--- Begin ---

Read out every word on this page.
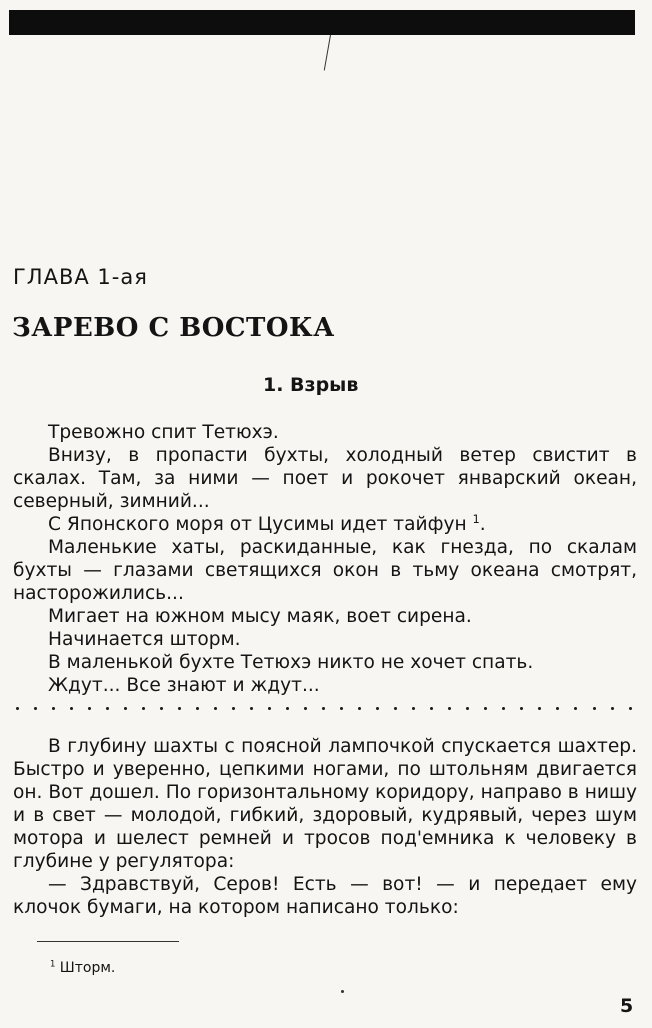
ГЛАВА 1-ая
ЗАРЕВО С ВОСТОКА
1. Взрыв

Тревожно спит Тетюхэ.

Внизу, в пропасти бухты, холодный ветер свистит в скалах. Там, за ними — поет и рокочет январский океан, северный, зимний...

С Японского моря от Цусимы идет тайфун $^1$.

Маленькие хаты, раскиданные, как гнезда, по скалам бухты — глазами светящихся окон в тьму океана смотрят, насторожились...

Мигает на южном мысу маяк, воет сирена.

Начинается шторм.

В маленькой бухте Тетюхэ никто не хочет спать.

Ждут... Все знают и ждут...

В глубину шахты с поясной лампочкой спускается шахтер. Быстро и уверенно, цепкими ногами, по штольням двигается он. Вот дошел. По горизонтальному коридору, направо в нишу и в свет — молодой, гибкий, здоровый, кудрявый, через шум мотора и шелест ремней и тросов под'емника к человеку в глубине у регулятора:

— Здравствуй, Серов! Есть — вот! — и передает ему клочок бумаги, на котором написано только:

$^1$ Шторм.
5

--- End ---

▸ Task goal: Extract, from the material above, each line holding the word "Тетюхэ".

▸ Written response:
Тревожно спит Тетюхэ.
В маленькой бухте Тетюхэ никто не хочет спать.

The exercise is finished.